Task brief - Copy the full set of lines exactly as given.

--------

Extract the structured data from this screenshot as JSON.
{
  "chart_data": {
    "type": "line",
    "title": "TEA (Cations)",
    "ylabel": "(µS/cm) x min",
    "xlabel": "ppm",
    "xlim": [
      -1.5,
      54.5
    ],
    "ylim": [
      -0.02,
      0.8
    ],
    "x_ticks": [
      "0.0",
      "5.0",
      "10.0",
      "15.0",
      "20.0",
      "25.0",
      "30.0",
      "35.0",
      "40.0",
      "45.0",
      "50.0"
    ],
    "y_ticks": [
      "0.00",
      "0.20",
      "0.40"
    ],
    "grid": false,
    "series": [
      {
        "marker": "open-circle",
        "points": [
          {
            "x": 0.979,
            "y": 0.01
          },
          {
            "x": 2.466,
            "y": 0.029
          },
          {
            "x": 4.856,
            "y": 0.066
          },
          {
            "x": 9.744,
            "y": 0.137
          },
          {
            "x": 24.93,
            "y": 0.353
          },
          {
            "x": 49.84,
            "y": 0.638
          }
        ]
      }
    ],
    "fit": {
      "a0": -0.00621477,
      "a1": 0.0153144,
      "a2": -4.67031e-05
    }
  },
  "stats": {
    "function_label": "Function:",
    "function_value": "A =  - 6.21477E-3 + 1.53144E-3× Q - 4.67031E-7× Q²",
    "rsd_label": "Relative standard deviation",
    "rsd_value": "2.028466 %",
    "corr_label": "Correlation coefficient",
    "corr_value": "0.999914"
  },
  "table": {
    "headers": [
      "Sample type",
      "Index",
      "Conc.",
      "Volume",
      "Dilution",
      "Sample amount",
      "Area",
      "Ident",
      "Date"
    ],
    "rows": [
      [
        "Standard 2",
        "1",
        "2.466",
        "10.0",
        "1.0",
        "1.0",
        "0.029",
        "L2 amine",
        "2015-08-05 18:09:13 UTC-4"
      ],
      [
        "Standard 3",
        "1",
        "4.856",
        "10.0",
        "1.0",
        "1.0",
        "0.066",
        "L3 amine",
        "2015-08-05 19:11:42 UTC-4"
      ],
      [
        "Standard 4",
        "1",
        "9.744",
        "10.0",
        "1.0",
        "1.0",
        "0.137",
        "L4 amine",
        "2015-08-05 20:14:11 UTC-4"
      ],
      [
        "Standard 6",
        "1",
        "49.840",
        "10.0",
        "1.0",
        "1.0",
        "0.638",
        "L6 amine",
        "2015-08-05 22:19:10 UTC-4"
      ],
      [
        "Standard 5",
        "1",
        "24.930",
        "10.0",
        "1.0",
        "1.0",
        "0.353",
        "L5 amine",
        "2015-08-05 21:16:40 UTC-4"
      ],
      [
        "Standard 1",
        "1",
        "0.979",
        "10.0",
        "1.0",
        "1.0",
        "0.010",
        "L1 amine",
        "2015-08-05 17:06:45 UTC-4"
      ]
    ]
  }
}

--------

Output for this task -
Extract the structured data from this screenshot as JSON.
{
  "chart_data": {
    "type": "line",
    "title": "TEA (Cations)",
    "ylabel": "(µS/cm) x min",
    "xlabel": "ppm",
    "xlim": [
      -1.5,
      54.5
    ],
    "ylim": [
      -0.02,
      0.8
    ],
    "x_ticks": [
      "0.0",
      "5.0",
      "10.0",
      "15.0",
      "20.0",
      "25.0",
      "30.0",
      "35.0",
      "40.0",
      "45.0",
      "50.0"
    ],
    "y_ticks": [
      "0.00",
      "0.20",
      "0.40"
    ],
    "grid": false,
    "series": [
      {
        "marker": "open-circle",
        "points": [
          {
            "x": 0.979,
            "y": 0.01
          },
          {
            "x": 2.466,
            "y": 0.029
          },
          {
            "x": 4.856,
            "y": 0.066
          },
          {
            "x": 9.744,
            "y": 0.137
          },
          {
            "x": 24.93,
            "y": 0.353
          },
          {
            "x": 49.84,
            "y": 0.638
          }
        ]
      }
    ],
    "fit": {
      "a0": -0.00621477,
      "a1": 0.0153144,
      "a2": -4.67031e-05
    }
  },
  "stats": {
    "function_label": "Function:",
    "function_value": "A =  - 6.21477E-3 + 1.53144E-3× Q - 4.67031E-7× Q²",
    "rsd_label": "Relative standard deviation",
    "rsd_value": "2.028466 %",
    "corr_label": "Correlation coefficient",
    "corr_value": "0.999914"
  },
  "table": {
    "headers": [
      "Sample type",
      "Index",
      "Conc.",
      "Volume",
      "Dilution",
      "Sample amount",
      "Area",
      "Ident",
      "Date"
    ],
    "rows": [
      [
        "Standard 2",
        "1",
        "2.466",
        "10.0",
        "1.0",
        "1.0",
        "0.029",
        "L2 amine",
        "2015-08-05 18:09:13 UTC-4"
      ],
      [
        "Standard 3",
        "1",
        "4.856",
        "10.0",
        "1.0",
        "1.0",
        "0.066",
        "L3 amine",
        "2015-08-05 19:11:42 UTC-4"
      ],
      [
        "Standard 4",
        "1",
        "9.744",
        "10.0",
        "1.0",
        "1.0",
        "0.137",
        "L4 amine",
        "2015-08-05 20:14:11 UTC-4"
      ],
      [
        "Standard 6",
        "1",
        "49.840",
        "10.0",
        "1.0",
        "1.0",
        "0.638",
        "L6 amine",
        "2015-08-05 22:19:10 UTC-4"
      ],
      [
        "Standard 5",
        "1",
        "24.930",
        "10.0",
        "1.0",
        "1.0",
        "0.353",
        "L5 amine",
        "2015-08-05 21:16:40 UTC-4"
      ],
      [
        "Standard 1",
        "1",
        "0.979",
        "10.0",
        "1.0",
        "1.0",
        "0.010",
        "L1 amine",
        "2015-08-05 17:06:45 UTC-4"
      ]
    ]
  }
}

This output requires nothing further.